* **What the exercise asks**
Write out every record in full, exactly as written, please.

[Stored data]
◇ ◇ ◇

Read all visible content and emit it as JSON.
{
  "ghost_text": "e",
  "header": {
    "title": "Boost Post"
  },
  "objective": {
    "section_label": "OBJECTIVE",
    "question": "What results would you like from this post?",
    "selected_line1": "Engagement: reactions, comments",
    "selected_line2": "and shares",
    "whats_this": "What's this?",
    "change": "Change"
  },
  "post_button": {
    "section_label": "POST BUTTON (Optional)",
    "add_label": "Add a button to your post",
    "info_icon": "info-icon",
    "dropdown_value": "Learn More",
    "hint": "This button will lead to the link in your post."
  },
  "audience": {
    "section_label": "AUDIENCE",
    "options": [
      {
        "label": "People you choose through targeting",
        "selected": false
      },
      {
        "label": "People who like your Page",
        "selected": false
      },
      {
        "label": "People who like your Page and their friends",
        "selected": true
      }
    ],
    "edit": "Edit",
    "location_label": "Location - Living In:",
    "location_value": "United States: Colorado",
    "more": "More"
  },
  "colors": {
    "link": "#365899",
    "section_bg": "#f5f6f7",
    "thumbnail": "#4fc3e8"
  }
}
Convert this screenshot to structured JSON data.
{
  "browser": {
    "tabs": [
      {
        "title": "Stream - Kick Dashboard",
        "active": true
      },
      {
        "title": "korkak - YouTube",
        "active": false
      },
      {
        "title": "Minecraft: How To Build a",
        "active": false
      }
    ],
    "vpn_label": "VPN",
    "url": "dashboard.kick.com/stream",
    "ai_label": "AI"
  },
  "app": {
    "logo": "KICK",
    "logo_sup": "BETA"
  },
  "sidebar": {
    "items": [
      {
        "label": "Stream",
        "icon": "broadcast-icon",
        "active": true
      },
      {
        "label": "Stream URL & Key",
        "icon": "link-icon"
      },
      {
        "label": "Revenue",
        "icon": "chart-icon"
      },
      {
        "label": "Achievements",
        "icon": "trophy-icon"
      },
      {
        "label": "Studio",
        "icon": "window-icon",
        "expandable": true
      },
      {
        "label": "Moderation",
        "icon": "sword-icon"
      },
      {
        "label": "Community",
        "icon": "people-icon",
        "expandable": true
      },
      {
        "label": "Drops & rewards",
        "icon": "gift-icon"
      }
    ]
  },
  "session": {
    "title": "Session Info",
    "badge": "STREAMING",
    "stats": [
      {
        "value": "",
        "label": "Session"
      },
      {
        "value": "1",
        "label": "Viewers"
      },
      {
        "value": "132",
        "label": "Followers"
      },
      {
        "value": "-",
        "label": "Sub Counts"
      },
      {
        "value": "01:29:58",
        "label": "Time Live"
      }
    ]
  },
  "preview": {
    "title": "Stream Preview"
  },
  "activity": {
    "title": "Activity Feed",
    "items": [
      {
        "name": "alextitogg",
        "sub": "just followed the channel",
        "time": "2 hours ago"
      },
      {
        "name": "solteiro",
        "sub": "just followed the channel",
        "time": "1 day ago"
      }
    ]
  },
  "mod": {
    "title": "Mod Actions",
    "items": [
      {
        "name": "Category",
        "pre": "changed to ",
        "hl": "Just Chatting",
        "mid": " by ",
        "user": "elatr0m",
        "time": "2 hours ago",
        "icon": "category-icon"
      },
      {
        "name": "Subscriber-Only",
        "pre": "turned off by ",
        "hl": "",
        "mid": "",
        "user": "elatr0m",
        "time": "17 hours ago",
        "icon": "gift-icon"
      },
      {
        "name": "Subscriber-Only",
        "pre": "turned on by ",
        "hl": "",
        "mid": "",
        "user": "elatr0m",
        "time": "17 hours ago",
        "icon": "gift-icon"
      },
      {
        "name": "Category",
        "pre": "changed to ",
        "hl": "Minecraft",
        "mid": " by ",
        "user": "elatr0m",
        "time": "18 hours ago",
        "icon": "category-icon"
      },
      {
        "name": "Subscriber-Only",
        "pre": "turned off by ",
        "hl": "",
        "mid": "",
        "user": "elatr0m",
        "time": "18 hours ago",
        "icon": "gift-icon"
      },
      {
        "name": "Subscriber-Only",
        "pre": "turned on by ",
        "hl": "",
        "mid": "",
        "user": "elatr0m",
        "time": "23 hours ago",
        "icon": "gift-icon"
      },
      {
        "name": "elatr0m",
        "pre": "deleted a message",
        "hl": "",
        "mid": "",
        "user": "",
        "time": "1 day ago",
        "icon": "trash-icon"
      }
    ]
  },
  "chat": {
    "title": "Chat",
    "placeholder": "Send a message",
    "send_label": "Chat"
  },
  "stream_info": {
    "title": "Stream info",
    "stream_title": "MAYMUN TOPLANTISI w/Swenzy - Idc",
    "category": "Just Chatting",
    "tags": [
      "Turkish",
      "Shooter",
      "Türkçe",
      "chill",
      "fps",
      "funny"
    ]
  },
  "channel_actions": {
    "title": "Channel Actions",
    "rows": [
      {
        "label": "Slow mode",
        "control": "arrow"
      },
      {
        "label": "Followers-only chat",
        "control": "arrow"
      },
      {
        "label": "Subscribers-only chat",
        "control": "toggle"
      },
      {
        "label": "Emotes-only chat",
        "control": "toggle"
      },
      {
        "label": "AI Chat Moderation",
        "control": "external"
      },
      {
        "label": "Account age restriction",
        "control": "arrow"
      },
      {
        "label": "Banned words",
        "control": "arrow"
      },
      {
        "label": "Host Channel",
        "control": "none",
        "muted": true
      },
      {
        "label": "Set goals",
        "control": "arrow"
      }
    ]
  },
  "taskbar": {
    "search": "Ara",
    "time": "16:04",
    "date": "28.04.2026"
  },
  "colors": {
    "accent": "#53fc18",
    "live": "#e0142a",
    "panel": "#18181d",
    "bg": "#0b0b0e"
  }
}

◇ ◇ ◇

* **In response**
Read all visible content and emit it as JSON.
{
  "ghost_text": "e",
  "header": {
    "title": "Boost Post"
  },
  "objective": {
    "section_label": "OBJECTIVE",
    "question": "What results would you like from this post?",
    "selected_line1": "Engagement: reactions, comments",
    "selected_line2": "and shares",
    "whats_this": "What's this?",
    "change": "Change"
  },
  "post_button": {
    "section_label": "POST BUTTON (Optional)",
    "add_label": "Add a button to your post",
    "info_icon": "info-icon",
    "dropdown_value": "Learn More",
    "hint": "This button will lead to the link in your post."
  },
  "audience": {
    "section_label": "AUDIENCE",
    "options": [
      {
        "label": "People you choose through targeting",
        "selected": false
      },
      {
        "label": "People who like your Page",
        "selected": false
      },
      {
        "label": "People who like your Page and their friends",
        "selected": true
      }
    ],
    "edit": "Edit",
    "location_label": "Location - Living In:",
    "location_value": "United States: Colorado",
    "more": "More"
  },
  "colors": {
    "link": "#365899",
    "section_bg": "#f5f6f7",
    "thumbnail": "#4fc3e8"
  }
}
Convert this screenshot to structured JSON data.
{
  "browser": {
    "tabs": [
      {
        "title": "Stream - Kick Dashboard",
        "active": true
      },
      {
        "title": "korkak - YouTube",
        "active": false
      },
      {
        "title": "Minecraft: How To Build a",
        "active": false
      }
    ],
    "vpn_label": "VPN",
    "url": "dashboard.kick.com/stream",
    "ai_label": "AI"
  },
  "app": {
    "logo": "KICK",
    "logo_sup": "BETA"
  },
  "sidebar": {
    "items": [
      {
        "label": "Stream",
        "icon": "broadcast-icon",
        "active": true
      },
      {
        "label": "Stream URL & Key",
        "icon": "link-icon"
      },
      {
        "label": "Revenue",
        "icon": "chart-icon"
      },
      {
        "label": "Achievements",
        "icon": "trophy-icon"
      },
      {
        "label": "Studio",
        "icon": "window-icon",
        "expandable": true
      },
      {
        "label": "Moderation",
        "icon": "sword-icon"
      },
      {
        "label": "Community",
        "icon": "people-icon",
        "expandable": true
      },
      {
        "label": "Drops & rewards",
        "icon": "gift-icon"
      }
    ]
  },
  "session": {
    "title": "Session Info",
    "badge": "STREAMING",
    "stats": [
      {
        "value": "",
        "label": "Session"
      },
      {
        "value": "1",
        "label": "Viewers"
      },
      {
        "value": "132",
        "label": "Followers"
      },
      {
        "value": "-",
        "label": "Sub Counts"
      },
      {
        "value": "01:29:58",
        "label": "Time Live"
      }
    ]
  },
  "preview": {
    "title": "Stream Preview"
  },
  "activity": {
    "title": "Activity Feed",
    "items": [
      {
        "name": "alextitogg",
        "sub": "just followed the channel",
        "time": "2 hours ago"
      },
      {
        "name": "solteiro",
        "sub": "just followed the channel",
        "time": "1 day ago"
      }
    ]
  },
  "mod": {
    "title": "Mod Actions",
    "items": [
      {
        "name": "Category",
        "pre": "changed to ",
        "hl": "Just Chatting",
        "mid": " by ",
        "user": "elatr0m",
        "time": "2 hours ago",
        "icon": "category-icon"
      },
      {
        "name": "Subscriber-Only",
        "pre": "turned off by ",
        "hl": "",
        "mid": "",
        "user": "elatr0m",
        "time": "17 hours ago",
        "icon": "gift-icon"
      },
      {
        "name": "Subscriber-Only",
        "pre": "turned on by ",
        "hl": "",
        "mid": "",
        "user": "elatr0m",
        "time": "17 hours ago",
        "icon": "gift-icon"
      },
      {
        "name": "Category",
        "pre": "changed to ",
        "hl": "Minecraft",
        "mid": " by ",
        "user": "elatr0m",
        "time": "18 hours ago",
        "icon": "category-icon"
      },
      {
        "name": "Subscriber-Only",
        "pre": "turned off by ",
        "hl": "",
        "mid": "",
        "user": "elatr0m",
        "time": "18 hours ago",
        "icon": "gift-icon"
      },
      {
        "name": "Subscriber-Only",
        "pre": "turned on by ",
        "hl": "",
        "mid": "",
        "user": "elatr0m",
        "time": "23 hours ago",
        "icon": "gift-icon"
      },
      {
        "name": "elatr0m",
        "pre": "deleted a message",
        "hl": "",
        "mid": "",
        "user": "",
        "time": "1 day ago",
        "icon": "trash-icon"
      }
    ]
  },
  "chat": {
    "title": "Chat",
    "placeholder": "Send a message",
    "send_label": "Chat"
  },
  "stream_info": {
    "title": "Stream info",
    "stream_title": "MAYMUN TOPLANTISI w/Swenzy - Idc",
    "category": "Just Chatting",
    "tags": [
      "Turkish",
      "Shooter",
      "Türkçe",
      "chill",
      "fps",
      "funny"
    ]
  },
  "channel_actions": {
    "title": "Channel Actions",
    "rows": [
      {
        "label": "Slow mode",
        "control": "arrow"
      },
      {
        "label": "Followers-only chat",
        "control": "arrow"
      },
      {
        "label": "Subscribers-only chat",
        "control": "toggle"
      },
      {
        "label": "Emotes-only chat",
        "control": "toggle"
      },
      {
        "label": "AI Chat Moderation",
        "control": "external"
      },
      {
        "label": "Account age restriction",
        "control": "arrow"
      },
      {
        "label": "Banned words",
        "control": "arrow"
      },
      {
        "label": "Host Channel",
        "control": "none",
        "muted": true
      },
      {
        "label": "Set goals",
        "control": "arrow"
      }
    ]
  },
  "taskbar": {
    "search": "Ara",
    "time": "16:04",
    "date": "28.04.2026"
  },
  "colors": {
    "accent": "#53fc18",
    "live": "#e0142a",
    "panel": "#18181d",
    "bg": "#0b0b0e"
  }
}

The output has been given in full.